TAREAS:
#1 Indica si cada una de estas afirmaciones concuerda con el artículo sobre la antología de Harold Alvarado: (a) Olga Isabel Chams Eljach es Meira del Mar; (b) Alvarado designa al pintor Balthus con su nombre completo en alguna página del libro; (c) Alvarado presenta a Rojas Pinilla como un personaje inofensivo. Responde sí o no a cada una y cita textualmente las palabras del artículo que lo deciden.
#2 Reproduce del artículo sobre la antología de Harold Alvarado todo lo que va desde "Roberto Matta." hasta "de este libro.".
#3 Prosigue el artículo sobre la antología de Harold Alvarado a partir del punto en que se detiene.

FRAGMENTO:
Caballero habla de Harold Alvarado

No. 6.432, Bogotá, Jueves 4 de Julio del 2013 
Es que a mí no hay que creerme nunca: a un surrealista no0 hay que creerle. 
Roberto Matta. 
Caballero habla de Harold Alvarado 
Ajuste de cuentas: un libro a cuchilladas 
Por: Antonio Caballero H./Última Parte. ¿Y quién es Olga Isabel Chams Eljach? se preguntará el lector (mon semblable, mon frêre). Pues es Meira del Mar. Entre las coqueterías de Alvarado figura en buen lugar la de mostrar que conoce todos los nombres y los segundos apellidos de todos los personajes que menciona. A Napoleón lo hubiera llamado Nabulione Buonaparte Ramolino. Al pintor Balthus lo llama Balthasar Klossowsky de Rola en alguna página de este libro. 
Esto de insertar a cada poeta en su momento de la historia y de la geografía está muy bien, claro. Pero a mi parecer Alvarado lo hace de una manera caricaturesca: reduciendo a los poetas de su antología a su circunstancia más inmediata y estrecha, más local y pasajera. Reduciéndolos y limitándolos a la politiquería y la lambonería colombianas. Y, de paso, situándolos también en una caricatura de la historia. La frase sobre la guerra de los Mil Días es característica del tono de historiador de Alvarado, quien no vacila en convertir al solemne locutor de radio Alberto Lleras Camargo en un genio del mal que hundió al país en la ignorancia a través de un tonto ministro de Educación, o a ese casi inofensivo y algo ridículo generalote que fué Rojas Pinilla en un monstruo comparable a Nerón: lo pinta «asesinando estudiantes, volando barrios enteros con dinamita, masacrando opositores durante corridas de toros». Y esta Antología crítica de la poesía colombiana del Siglo XX, de tan ambicioso título, queda así convertida en una mezquina historia de godos y cachiporros, y de poetas venales o serviles.

MATERIAL EXTRAÍDO:
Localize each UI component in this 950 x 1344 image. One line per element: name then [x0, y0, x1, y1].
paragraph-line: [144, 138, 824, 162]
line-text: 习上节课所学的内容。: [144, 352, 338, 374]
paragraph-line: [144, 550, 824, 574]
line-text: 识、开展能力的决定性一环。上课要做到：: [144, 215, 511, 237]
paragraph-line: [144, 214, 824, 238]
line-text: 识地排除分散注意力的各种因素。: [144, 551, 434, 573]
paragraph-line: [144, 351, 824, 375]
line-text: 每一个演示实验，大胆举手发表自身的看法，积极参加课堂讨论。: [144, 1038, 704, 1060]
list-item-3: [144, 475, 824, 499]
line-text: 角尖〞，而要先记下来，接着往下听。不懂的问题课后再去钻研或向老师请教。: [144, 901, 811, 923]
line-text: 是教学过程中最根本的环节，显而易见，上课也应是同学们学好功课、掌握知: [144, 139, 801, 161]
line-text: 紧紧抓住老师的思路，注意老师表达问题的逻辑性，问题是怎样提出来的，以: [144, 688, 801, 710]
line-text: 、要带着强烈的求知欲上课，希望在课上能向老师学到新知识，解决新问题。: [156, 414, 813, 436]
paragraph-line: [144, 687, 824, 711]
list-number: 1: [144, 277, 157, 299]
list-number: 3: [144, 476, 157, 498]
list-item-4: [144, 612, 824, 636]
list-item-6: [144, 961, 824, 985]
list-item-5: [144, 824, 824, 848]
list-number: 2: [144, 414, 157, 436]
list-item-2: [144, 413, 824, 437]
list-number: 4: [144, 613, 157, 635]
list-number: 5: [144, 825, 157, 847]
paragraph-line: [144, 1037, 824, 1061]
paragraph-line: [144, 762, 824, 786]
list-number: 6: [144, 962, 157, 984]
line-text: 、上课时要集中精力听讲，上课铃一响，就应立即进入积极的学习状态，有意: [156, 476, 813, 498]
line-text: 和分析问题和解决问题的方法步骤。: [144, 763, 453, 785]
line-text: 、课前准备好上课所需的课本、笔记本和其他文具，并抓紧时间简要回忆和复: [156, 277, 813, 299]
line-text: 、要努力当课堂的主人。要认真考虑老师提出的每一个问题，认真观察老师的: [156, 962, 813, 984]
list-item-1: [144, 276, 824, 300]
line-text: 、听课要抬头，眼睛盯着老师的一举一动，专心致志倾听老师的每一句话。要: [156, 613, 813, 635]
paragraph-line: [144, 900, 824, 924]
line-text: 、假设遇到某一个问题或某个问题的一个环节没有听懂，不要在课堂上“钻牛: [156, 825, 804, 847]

RESPUESTAS:
#1
(a) Sí: «Pues es Meira del Mar.»
(b) Sí: «Al pintor Balthus lo llama Balthasar Klossowsky de Rola en alguna página de este libro.»
(c) No: «o a ese casi inofensivo y algo ridículo generalote que fué Rojas Pinilla en un monstruo comparable a Nerón»

#2
Roberto Matta. 
Caballero habla de Harold Alvarado 
Ajuste de cuentas: un libro a cuchilladas 
Por: Antonio Caballero H./Última Parte. ¿Y quién es Olga Isabel Chams Eljach? se preguntará el lector (mon semblable, mon frêre). Pues es Meira del Mar. Entre las coqueterías de Alvarado figura en buen lugar la de mostrar que conoce todos los nombres y los segundos apellidos de todos los personajes que menciona. A Napoleón lo hubiera llamado Nabulione Buonaparte Ramolino. Al pintor Balthus lo llama Balthasar Klossowsky de Rola en alguna página de este libro.

#3
Sí, la historia puede contarse así, como farsa sangrienta. Y no sólo la de estas «tierras de horror», porque todas las tierras lo son por igual, y todas sus historias respectivas. Dice Borges que a no sé cuál de sus bisabuelos le tocó vivir – como a todo el mundo – tiempos infames. Y los poetas han sido siempre, en todas partes, cortesanos, cortesanas: Virgilio frente al emperador Augusto, o debajo, más bien; Quevedo ante el duque de Osuna; y basta con recordar cómo el gran Rubén Darío, habiendo sido nombrado cónsul de Colombia por el presidente Rafael Núñez, le dio las gracias con un adulador soneto: 
Colombia es una tierra de leones… 
etc. 
Pero no son sólo eso. Ni la historia, ni los poetas. Harold Alvarado sabe, porque lo conoce en su abundante carne propia, que por la experiencia y por el alma de un poeta pasan más cosas que las bastante mezquinas de su vida cotidiana y prosaica de empleado público, como Luis Vidales, o de ejecutivo de una empresa multinacional, como Alvaro Mutis, o de «creativo» publicitario, como la mitad de sus odiados nadaístas, o, para irnos a otros mundos y a otras lenguas, de funcionario de riegos de un ministerio, como Kavafis. Pero, por lo que se ve en este libro, no es capaz de saberlo en carne ajena, como crítico. A los poetas escogidos (y no quiero ni siquiera pensar en los que lanzó a la oscuridad de su desdén) les encuentra siempre un motivo miserable para que hayan escrito lo que sea que hayan escrito. La envidia. La codicia. El servilismo. El arribismo. El odio. 
Por otra parte, estoy bastante de acuerdo con él cuando da a entender, en sus diatribas sulfurosas, que Colombia no es una tierra de leones. ¿De chacales? ¿De hienas? Ninguna de esas tres especies animales existe en este nuevo mundo que descubrió Colón, de cuyo apellido viene el nombre de esta tierra.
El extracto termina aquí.